§ **Short task**
What is the number of lines in the data that hold the string "Cnudging"? Reply with that number only.

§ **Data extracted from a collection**
= = = = =

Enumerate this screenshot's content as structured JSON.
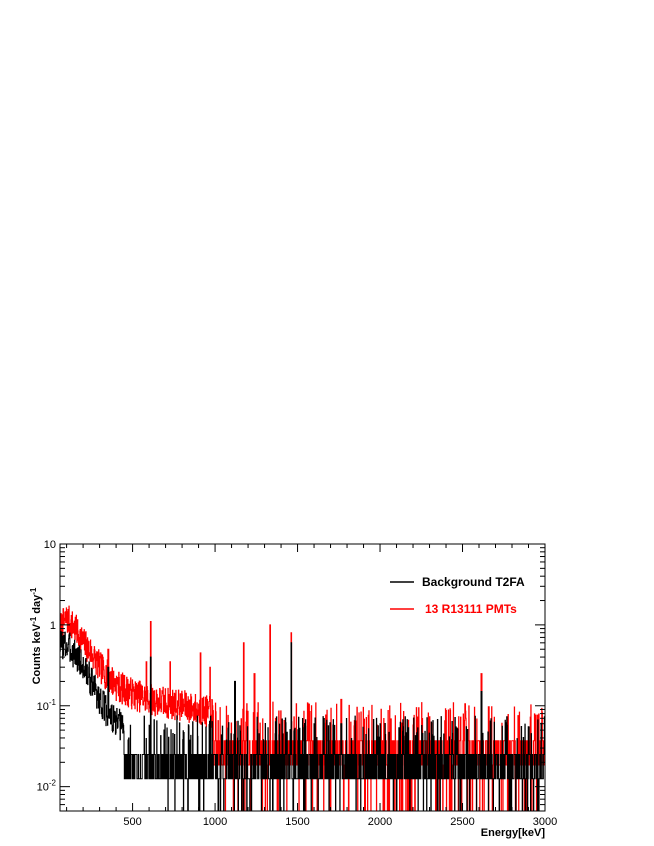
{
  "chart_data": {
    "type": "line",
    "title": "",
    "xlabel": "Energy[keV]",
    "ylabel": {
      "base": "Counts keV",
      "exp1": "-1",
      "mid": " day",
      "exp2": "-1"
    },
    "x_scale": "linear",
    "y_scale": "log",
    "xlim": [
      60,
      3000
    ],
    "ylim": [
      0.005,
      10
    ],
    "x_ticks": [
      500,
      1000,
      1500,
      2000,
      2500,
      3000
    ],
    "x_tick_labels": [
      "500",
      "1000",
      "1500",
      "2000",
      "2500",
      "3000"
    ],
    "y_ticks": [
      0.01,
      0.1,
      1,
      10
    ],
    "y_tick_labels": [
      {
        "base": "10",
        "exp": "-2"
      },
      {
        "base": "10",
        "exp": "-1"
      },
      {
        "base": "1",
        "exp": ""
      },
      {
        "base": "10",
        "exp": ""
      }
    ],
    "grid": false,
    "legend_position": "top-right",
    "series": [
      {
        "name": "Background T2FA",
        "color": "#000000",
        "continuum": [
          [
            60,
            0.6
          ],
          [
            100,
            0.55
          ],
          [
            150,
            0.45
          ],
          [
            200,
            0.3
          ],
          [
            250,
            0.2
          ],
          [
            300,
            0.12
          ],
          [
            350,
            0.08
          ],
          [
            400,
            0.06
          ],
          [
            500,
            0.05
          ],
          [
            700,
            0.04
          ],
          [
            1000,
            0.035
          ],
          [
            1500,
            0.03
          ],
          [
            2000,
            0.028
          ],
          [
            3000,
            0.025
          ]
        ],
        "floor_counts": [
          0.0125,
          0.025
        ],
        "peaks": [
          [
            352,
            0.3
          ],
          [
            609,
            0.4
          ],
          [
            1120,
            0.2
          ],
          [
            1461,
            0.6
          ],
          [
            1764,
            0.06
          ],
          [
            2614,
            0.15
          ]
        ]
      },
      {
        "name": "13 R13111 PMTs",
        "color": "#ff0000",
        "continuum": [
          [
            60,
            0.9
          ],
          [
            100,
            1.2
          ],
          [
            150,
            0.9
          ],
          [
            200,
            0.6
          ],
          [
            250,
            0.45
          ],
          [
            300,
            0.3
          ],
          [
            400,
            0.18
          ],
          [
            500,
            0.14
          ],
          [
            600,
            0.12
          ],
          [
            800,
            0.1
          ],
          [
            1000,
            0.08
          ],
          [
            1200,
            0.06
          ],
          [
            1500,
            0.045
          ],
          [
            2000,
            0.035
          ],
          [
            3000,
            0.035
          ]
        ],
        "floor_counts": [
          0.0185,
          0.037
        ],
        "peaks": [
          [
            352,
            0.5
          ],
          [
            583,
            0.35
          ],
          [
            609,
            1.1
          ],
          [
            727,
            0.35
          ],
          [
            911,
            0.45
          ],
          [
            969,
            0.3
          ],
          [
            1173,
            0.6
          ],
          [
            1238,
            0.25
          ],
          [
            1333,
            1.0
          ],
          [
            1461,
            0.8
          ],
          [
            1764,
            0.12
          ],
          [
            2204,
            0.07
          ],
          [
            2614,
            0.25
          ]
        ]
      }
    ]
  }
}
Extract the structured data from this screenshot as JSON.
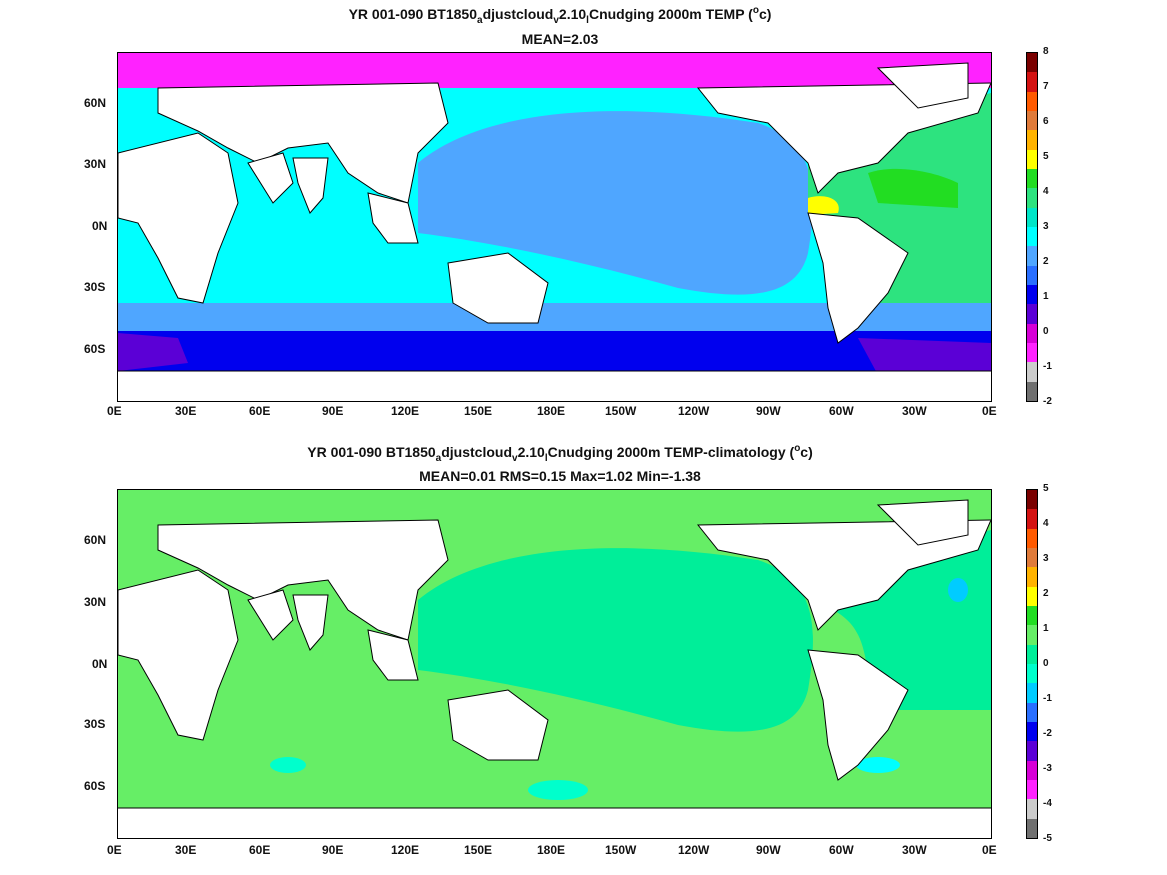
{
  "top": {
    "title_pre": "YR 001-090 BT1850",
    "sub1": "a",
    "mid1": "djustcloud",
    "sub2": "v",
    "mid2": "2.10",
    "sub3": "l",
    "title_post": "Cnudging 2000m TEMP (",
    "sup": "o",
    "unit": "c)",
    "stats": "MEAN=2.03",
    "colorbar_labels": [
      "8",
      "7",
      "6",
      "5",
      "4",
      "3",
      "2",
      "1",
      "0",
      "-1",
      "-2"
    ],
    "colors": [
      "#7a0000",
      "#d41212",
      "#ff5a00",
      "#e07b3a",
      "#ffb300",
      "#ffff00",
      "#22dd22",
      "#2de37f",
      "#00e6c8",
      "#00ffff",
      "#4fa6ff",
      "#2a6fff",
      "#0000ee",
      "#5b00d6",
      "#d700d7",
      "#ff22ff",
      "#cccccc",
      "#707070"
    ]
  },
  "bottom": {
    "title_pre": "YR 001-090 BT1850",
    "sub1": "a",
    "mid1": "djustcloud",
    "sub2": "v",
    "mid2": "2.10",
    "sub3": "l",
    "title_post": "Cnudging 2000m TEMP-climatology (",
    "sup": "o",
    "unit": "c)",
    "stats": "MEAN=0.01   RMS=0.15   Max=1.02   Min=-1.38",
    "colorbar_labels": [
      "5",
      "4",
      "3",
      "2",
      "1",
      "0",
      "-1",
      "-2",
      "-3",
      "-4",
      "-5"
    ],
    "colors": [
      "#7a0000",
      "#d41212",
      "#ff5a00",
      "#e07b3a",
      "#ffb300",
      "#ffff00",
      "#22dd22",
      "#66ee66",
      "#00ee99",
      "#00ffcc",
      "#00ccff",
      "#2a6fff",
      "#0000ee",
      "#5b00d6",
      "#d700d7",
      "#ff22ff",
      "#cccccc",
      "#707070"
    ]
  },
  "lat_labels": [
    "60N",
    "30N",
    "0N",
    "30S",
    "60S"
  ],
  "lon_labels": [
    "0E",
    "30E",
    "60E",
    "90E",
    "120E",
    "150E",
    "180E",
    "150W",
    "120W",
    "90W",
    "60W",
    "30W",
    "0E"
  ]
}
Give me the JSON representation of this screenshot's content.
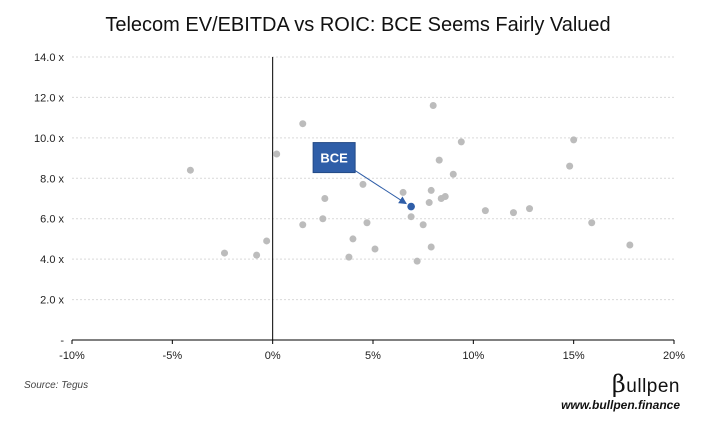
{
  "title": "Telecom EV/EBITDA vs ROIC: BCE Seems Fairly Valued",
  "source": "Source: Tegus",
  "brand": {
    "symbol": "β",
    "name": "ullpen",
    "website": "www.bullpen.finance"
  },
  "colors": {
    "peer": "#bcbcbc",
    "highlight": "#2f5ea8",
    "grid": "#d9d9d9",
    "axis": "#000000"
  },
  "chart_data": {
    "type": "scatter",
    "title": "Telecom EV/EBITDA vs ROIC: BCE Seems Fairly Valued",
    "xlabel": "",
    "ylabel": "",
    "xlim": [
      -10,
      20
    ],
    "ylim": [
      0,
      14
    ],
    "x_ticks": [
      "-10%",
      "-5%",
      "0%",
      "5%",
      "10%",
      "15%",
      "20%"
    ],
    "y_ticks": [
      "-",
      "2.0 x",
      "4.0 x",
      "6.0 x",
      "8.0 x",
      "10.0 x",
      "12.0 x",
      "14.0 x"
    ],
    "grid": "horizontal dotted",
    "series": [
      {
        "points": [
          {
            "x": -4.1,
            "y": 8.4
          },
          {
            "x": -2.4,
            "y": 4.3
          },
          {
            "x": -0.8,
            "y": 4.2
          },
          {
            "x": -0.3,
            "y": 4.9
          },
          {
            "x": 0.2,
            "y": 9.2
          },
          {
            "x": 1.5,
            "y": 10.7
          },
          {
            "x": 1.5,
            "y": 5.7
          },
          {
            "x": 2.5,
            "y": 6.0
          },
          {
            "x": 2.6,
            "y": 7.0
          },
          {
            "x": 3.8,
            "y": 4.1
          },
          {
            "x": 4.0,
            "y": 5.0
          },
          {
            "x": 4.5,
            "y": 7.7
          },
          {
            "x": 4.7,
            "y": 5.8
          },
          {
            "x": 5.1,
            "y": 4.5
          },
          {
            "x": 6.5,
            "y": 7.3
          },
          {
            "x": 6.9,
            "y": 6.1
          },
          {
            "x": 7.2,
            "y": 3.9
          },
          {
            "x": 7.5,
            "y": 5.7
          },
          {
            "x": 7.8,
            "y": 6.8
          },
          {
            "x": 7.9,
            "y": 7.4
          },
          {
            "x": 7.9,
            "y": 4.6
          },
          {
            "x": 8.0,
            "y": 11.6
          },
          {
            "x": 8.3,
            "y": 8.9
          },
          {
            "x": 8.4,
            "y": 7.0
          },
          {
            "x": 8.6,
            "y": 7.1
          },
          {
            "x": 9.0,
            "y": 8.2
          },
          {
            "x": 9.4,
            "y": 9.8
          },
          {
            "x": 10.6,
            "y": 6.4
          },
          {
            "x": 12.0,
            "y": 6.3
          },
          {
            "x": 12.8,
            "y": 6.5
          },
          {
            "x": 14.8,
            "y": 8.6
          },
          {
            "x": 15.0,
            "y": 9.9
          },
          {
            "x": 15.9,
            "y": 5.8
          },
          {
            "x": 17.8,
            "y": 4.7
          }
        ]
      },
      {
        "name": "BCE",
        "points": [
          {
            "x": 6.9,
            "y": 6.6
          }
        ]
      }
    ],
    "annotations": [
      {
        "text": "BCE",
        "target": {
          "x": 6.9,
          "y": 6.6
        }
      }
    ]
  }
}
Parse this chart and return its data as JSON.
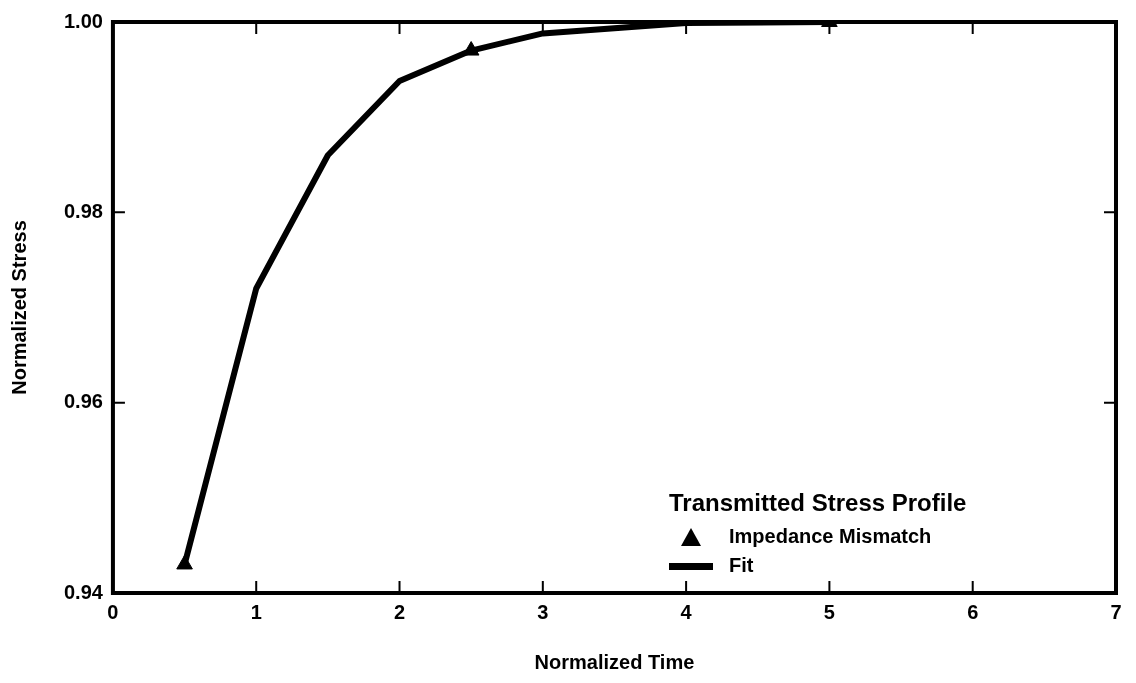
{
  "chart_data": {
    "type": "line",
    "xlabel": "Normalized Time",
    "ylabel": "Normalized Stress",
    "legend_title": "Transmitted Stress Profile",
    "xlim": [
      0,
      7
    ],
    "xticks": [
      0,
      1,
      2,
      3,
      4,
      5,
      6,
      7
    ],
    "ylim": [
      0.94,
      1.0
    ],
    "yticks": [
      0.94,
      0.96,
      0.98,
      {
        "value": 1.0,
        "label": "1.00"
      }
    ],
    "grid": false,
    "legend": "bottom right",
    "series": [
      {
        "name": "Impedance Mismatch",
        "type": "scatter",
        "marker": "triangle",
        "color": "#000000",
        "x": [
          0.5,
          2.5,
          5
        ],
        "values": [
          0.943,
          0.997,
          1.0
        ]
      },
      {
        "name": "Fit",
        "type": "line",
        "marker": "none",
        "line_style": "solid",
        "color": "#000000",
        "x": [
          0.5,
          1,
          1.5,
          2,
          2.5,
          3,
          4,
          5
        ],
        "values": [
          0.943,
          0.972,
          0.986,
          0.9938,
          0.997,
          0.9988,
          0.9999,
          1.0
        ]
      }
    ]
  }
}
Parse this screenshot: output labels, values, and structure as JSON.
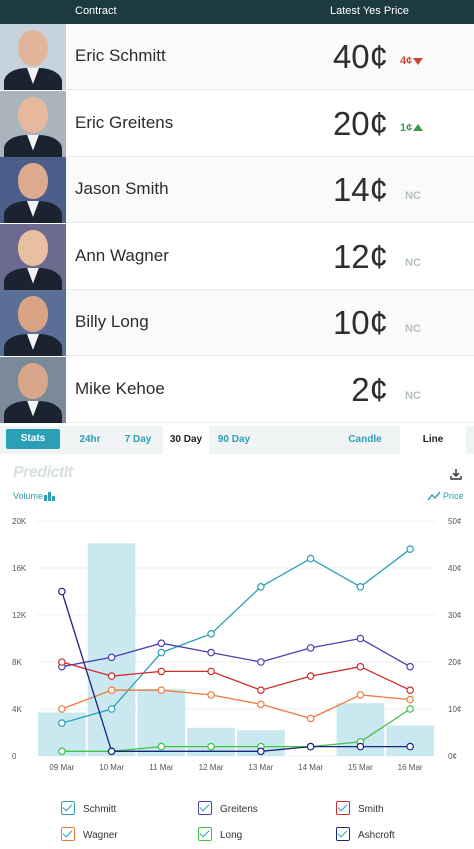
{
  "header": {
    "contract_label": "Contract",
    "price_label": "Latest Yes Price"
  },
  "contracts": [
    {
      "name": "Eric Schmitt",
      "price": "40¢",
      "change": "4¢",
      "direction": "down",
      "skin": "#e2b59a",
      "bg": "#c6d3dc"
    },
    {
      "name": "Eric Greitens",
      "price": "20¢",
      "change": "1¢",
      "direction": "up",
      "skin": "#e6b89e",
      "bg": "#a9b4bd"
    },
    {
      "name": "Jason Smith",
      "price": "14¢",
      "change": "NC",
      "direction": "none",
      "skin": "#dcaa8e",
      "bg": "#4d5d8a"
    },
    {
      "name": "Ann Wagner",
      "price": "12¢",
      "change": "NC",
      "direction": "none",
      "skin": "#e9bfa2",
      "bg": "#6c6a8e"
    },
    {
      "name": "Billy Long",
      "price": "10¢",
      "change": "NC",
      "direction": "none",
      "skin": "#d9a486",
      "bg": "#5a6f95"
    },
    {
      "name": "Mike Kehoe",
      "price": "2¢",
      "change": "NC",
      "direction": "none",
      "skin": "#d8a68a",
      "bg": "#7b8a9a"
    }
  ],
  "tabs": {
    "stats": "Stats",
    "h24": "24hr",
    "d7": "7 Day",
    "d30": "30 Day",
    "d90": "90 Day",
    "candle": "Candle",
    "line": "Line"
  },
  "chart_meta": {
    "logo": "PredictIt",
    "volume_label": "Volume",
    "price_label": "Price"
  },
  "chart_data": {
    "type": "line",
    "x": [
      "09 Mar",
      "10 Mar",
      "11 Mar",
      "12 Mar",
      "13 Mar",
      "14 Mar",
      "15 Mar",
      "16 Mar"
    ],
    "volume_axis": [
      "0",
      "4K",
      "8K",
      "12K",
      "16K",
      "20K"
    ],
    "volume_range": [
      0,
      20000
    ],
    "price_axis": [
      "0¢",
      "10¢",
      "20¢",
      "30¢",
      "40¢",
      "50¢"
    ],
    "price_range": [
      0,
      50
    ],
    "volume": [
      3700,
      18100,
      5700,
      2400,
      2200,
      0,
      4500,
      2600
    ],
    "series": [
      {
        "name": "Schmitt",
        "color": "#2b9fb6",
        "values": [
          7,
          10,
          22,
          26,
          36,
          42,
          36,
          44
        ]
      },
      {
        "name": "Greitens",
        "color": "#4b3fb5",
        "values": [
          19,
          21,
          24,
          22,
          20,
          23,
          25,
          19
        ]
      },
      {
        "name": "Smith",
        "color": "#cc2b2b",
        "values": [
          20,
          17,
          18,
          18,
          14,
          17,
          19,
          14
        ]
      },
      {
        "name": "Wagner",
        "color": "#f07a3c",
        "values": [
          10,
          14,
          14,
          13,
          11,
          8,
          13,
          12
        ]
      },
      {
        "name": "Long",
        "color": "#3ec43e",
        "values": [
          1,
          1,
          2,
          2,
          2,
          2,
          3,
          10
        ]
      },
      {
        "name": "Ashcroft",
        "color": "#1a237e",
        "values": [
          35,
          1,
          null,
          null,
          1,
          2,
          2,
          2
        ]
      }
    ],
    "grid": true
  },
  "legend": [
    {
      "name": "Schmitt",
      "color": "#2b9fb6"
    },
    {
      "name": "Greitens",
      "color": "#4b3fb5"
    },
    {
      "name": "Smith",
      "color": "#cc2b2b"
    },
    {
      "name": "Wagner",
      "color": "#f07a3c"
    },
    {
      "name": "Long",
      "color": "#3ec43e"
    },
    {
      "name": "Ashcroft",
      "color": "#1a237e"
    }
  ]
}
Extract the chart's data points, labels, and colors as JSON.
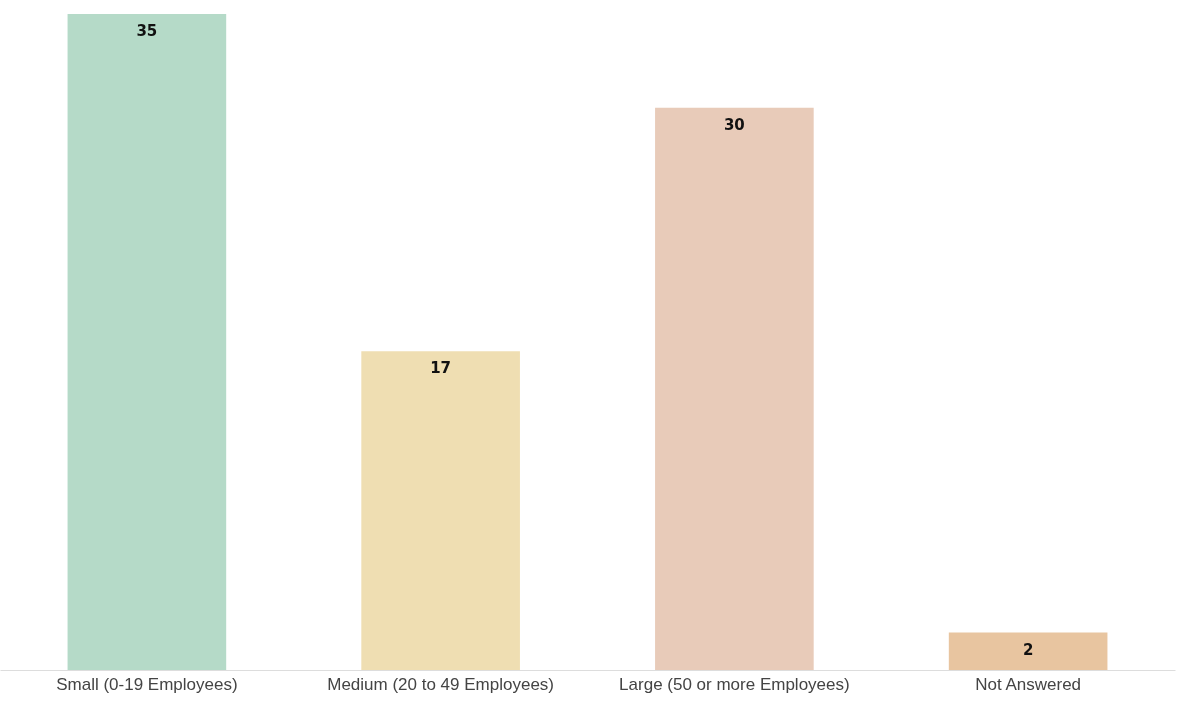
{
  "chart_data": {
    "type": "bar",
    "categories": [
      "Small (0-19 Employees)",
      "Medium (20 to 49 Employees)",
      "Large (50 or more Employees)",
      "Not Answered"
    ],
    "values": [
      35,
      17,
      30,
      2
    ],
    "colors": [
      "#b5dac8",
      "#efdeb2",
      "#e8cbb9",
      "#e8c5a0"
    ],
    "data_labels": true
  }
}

= = = = =

§ **Full output**
2